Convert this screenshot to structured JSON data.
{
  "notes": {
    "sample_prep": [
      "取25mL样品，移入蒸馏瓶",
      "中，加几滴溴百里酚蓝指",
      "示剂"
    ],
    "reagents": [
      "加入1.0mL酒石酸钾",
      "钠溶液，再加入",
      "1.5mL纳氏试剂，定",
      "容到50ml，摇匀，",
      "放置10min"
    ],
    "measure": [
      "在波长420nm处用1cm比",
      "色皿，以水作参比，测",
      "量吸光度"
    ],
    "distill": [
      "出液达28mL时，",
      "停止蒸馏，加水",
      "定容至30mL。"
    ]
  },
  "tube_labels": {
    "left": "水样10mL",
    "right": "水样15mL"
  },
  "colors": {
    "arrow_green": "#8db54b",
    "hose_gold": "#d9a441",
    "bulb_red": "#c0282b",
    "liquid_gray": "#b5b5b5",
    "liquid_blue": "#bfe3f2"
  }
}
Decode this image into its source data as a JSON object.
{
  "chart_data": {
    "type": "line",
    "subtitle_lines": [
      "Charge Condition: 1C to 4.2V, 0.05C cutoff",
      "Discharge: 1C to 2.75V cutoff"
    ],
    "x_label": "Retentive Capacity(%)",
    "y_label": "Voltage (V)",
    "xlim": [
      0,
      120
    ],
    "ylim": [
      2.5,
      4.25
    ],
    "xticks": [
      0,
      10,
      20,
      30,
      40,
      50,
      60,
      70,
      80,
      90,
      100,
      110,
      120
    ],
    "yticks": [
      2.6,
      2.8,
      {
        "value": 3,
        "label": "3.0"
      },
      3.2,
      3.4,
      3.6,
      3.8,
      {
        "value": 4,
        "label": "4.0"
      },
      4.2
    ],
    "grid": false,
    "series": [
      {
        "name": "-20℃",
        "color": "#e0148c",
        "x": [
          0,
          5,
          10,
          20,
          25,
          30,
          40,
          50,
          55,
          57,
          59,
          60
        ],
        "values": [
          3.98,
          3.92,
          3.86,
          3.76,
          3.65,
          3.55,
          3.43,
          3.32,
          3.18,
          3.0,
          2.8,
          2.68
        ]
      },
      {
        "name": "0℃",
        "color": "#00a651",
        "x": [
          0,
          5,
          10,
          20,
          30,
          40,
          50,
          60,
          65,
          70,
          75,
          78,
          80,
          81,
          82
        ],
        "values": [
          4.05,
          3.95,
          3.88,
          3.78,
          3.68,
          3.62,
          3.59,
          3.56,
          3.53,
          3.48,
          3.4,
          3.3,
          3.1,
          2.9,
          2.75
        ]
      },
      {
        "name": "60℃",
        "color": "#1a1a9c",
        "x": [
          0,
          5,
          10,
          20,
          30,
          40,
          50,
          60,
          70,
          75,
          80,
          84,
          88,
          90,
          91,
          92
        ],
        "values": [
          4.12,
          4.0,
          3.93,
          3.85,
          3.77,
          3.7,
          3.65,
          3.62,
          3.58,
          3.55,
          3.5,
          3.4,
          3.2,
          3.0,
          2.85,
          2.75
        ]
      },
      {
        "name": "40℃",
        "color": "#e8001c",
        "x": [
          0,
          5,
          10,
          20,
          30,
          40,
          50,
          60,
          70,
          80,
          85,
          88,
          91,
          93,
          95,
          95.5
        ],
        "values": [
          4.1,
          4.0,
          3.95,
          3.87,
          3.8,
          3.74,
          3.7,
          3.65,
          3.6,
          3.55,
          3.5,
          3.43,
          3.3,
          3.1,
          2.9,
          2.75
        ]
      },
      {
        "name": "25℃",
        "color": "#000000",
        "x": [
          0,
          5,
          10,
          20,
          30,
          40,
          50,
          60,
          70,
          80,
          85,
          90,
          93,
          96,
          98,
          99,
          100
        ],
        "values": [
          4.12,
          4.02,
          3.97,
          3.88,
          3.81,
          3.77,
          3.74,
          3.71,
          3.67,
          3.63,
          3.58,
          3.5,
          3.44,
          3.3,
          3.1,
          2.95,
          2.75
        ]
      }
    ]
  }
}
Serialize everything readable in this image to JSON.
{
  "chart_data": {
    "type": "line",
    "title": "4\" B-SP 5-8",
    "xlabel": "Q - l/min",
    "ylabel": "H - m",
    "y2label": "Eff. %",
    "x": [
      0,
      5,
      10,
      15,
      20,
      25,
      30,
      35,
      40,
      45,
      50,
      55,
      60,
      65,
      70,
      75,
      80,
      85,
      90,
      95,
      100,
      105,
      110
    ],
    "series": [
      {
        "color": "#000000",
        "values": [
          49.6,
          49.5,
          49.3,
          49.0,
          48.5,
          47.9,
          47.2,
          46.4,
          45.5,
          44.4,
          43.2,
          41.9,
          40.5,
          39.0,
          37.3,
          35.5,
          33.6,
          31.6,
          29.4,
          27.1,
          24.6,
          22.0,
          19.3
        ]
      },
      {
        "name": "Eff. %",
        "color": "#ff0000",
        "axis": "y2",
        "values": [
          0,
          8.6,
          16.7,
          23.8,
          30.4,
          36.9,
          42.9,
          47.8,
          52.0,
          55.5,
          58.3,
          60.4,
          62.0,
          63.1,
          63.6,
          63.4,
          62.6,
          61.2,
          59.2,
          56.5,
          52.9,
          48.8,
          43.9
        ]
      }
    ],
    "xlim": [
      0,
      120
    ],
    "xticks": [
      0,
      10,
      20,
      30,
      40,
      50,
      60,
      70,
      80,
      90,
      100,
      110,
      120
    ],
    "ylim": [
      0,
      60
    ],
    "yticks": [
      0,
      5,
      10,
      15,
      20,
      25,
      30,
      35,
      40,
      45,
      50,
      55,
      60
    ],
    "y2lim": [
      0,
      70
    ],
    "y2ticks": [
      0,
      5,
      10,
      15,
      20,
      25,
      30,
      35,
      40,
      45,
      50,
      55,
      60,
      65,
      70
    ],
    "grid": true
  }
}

___

• WHAT THE TASK ASKS
How many lines of these entries contain "cutoff"? Answer with the number and nothing else.

• FINAL RESULT
2